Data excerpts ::
####################

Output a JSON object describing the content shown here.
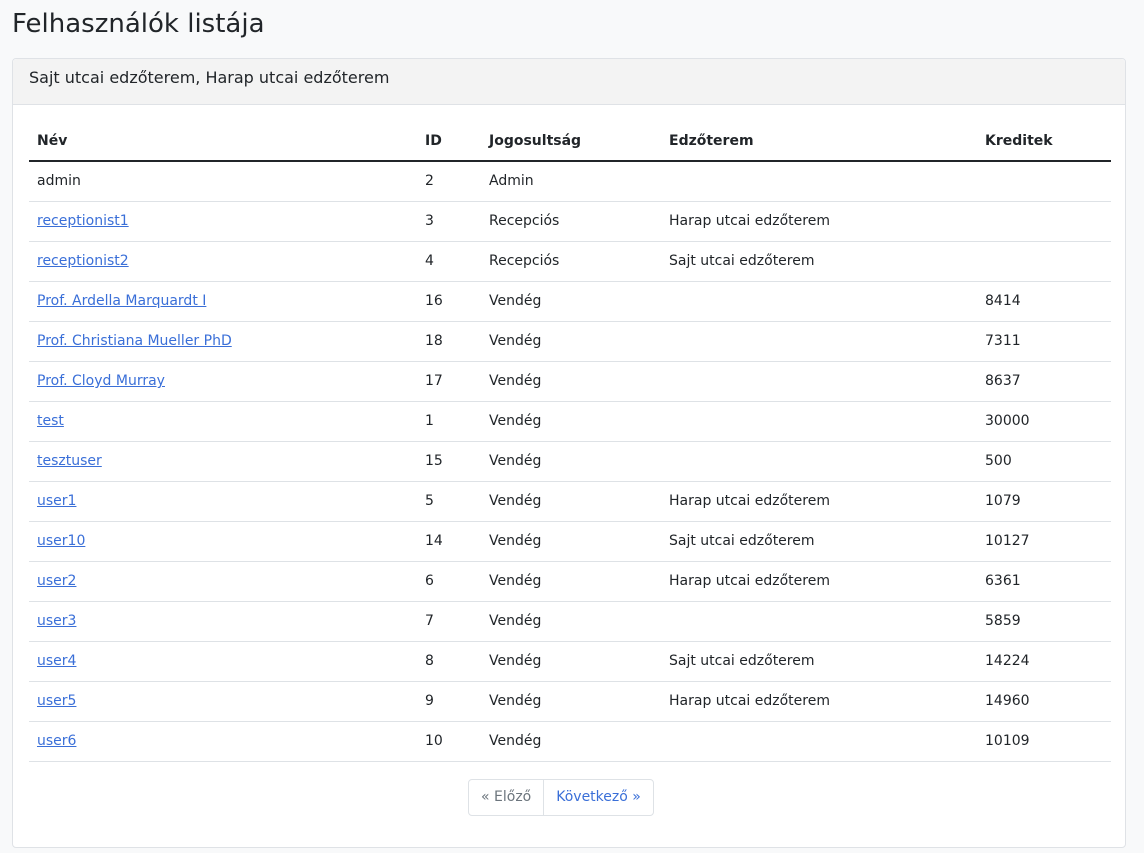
{
  "page": {
    "title": "Felhasználók listája"
  },
  "card": {
    "header": "Sajt utcai edzőterem, Harap utcai edzőterem"
  },
  "table": {
    "headers": {
      "name": "Név",
      "id": "ID",
      "role": "Jogosultság",
      "gym": "Edzőterem",
      "credits": "Kreditek"
    },
    "rows": [
      {
        "name": "admin",
        "link": false,
        "id": "2",
        "role": "Admin",
        "gym": "",
        "credits": ""
      },
      {
        "name": "receptionist1",
        "link": true,
        "id": "3",
        "role": "Recepciós",
        "gym": "Harap utcai edzőterem",
        "credits": ""
      },
      {
        "name": "receptionist2",
        "link": true,
        "id": "4",
        "role": "Recepciós",
        "gym": "Sajt utcai edzőterem",
        "credits": ""
      },
      {
        "name": "Prof. Ardella Marquardt I",
        "link": true,
        "id": "16",
        "role": "Vendég",
        "gym": "",
        "credits": "8414"
      },
      {
        "name": "Prof. Christiana Mueller PhD",
        "link": true,
        "id": "18",
        "role": "Vendég",
        "gym": "",
        "credits": "7311"
      },
      {
        "name": "Prof. Cloyd Murray",
        "link": true,
        "id": "17",
        "role": "Vendég",
        "gym": "",
        "credits": "8637"
      },
      {
        "name": "test",
        "link": true,
        "id": "1",
        "role": "Vendég",
        "gym": "",
        "credits": "30000"
      },
      {
        "name": "tesztuser",
        "link": true,
        "id": "15",
        "role": "Vendég",
        "gym": "",
        "credits": "500"
      },
      {
        "name": "user1",
        "link": true,
        "id": "5",
        "role": "Vendég",
        "gym": "Harap utcai edzőterem",
        "credits": "1079"
      },
      {
        "name": "user10",
        "link": true,
        "id": "14",
        "role": "Vendég",
        "gym": "Sajt utcai edzőterem",
        "credits": "10127"
      },
      {
        "name": "user2",
        "link": true,
        "id": "6",
        "role": "Vendég",
        "gym": "Harap utcai edzőterem",
        "credits": "6361"
      },
      {
        "name": "user3",
        "link": true,
        "id": "7",
        "role": "Vendég",
        "gym": "",
        "credits": "5859"
      },
      {
        "name": "user4",
        "link": true,
        "id": "8",
        "role": "Vendég",
        "gym": "Sajt utcai edzőterem",
        "credits": "14224"
      },
      {
        "name": "user5",
        "link": true,
        "id": "9",
        "role": "Vendég",
        "gym": "Harap utcai edzőterem",
        "credits": "14960"
      },
      {
        "name": "user6",
        "link": true,
        "id": "10",
        "role": "Vendég",
        "gym": "",
        "credits": "10109"
      }
    ]
  },
  "pagination": {
    "prev_label": "« Előző",
    "next_label": "Következő »"
  }
}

####################

WHAT TO DO ::
Every record above should be written out again exactly; the pictures stay out of the copy.

RESPONSE TO THE TASK ::
Output a JSON object describing the content shown here.
{
  "page": {
    "title": "Felhasználók listája"
  },
  "card": {
    "header": "Sajt utcai edzőterem, Harap utcai edzőterem"
  },
  "table": {
    "headers": {
      "name": "Név",
      "id": "ID",
      "role": "Jogosultság",
      "gym": "Edzőterem",
      "credits": "Kreditek"
    },
    "rows": [
      {
        "name": "admin",
        "link": false,
        "id": "2",
        "role": "Admin",
        "gym": "",
        "credits": ""
      },
      {
        "name": "receptionist1",
        "link": true,
        "id": "3",
        "role": "Recepciós",
        "gym": "Harap utcai edzőterem",
        "credits": ""
      },
      {
        "name": "receptionist2",
        "link": true,
        "id": "4",
        "role": "Recepciós",
        "gym": "Sajt utcai edzőterem",
        "credits": ""
      },
      {
        "name": "Prof. Ardella Marquardt I",
        "link": true,
        "id": "16",
        "role": "Vendég",
        "gym": "",
        "credits": "8414"
      },
      {
        "name": "Prof. Christiana Mueller PhD",
        "link": true,
        "id": "18",
        "role": "Vendég",
        "gym": "",
        "credits": "7311"
      },
      {
        "name": "Prof. Cloyd Murray",
        "link": true,
        "id": "17",
        "role": "Vendég",
        "gym": "",
        "credits": "8637"
      },
      {
        "name": "test",
        "link": true,
        "id": "1",
        "role": "Vendég",
        "gym": "",
        "credits": "30000"
      },
      {
        "name": "tesztuser",
        "link": true,
        "id": "15",
        "role": "Vendég",
        "gym": "",
        "credits": "500"
      },
      {
        "name": "user1",
        "link": true,
        "id": "5",
        "role": "Vendég",
        "gym": "Harap utcai edzőterem",
        "credits": "1079"
      },
      {
        "name": "user10",
        "link": true,
        "id": "14",
        "role": "Vendég",
        "gym": "Sajt utcai edzőterem",
        "credits": "10127"
      },
      {
        "name": "user2",
        "link": true,
        "id": "6",
        "role": "Vendég",
        "gym": "Harap utcai edzőterem",
        "credits": "6361"
      },
      {
        "name": "user3",
        "link": true,
        "id": "7",
        "role": "Vendég",
        "gym": "",
        "credits": "5859"
      },
      {
        "name": "user4",
        "link": true,
        "id": "8",
        "role": "Vendég",
        "gym": "Sajt utcai edzőterem",
        "credits": "14224"
      },
      {
        "name": "user5",
        "link": true,
        "id": "9",
        "role": "Vendég",
        "gym": "Harap utcai edzőterem",
        "credits": "14960"
      },
      {
        "name": "user6",
        "link": true,
        "id": "10",
        "role": "Vendég",
        "gym": "",
        "credits": "10109"
      }
    ]
  },
  "pagination": {
    "prev_label": "« Előző",
    "next_label": "Következő »"
  }
}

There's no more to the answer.